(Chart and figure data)
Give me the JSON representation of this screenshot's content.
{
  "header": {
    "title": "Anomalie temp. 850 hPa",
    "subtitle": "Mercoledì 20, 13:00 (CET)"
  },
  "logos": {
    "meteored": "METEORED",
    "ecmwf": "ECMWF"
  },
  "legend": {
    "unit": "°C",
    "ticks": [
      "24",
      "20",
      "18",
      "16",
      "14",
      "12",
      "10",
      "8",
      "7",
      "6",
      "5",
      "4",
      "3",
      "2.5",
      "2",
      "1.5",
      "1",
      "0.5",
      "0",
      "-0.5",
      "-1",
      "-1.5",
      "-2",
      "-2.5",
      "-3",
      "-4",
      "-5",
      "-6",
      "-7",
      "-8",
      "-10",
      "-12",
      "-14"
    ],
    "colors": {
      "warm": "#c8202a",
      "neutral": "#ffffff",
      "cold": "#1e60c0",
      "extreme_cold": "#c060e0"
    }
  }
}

*Goal*. The records above should be restated word for word, please.

*Worked solution*.
Give me the JSON representation of this screenshot's content.
{
  "header": {
    "title": "Anomalie temp. 850 hPa",
    "subtitle": "Mercoledì 20, 13:00 (CET)"
  },
  "logos": {
    "meteored": "METEORED",
    "ecmwf": "ECMWF"
  },
  "legend": {
    "unit": "°C",
    "ticks": [
      "24",
      "20",
      "18",
      "16",
      "14",
      "12",
      "10",
      "8",
      "7",
      "6",
      "5",
      "4",
      "3",
      "2.5",
      "2",
      "1.5",
      "1",
      "0.5",
      "0",
      "-0.5",
      "-1",
      "-1.5",
      "-2",
      "-2.5",
      "-3",
      "-4",
      "-5",
      "-6",
      "-7",
      "-8",
      "-10",
      "-12",
      "-14"
    ],
    "colors": {
      "warm": "#c8202a",
      "neutral": "#ffffff",
      "cold": "#1e60c0",
      "extreme_cold": "#c060e0"
    }
  }
}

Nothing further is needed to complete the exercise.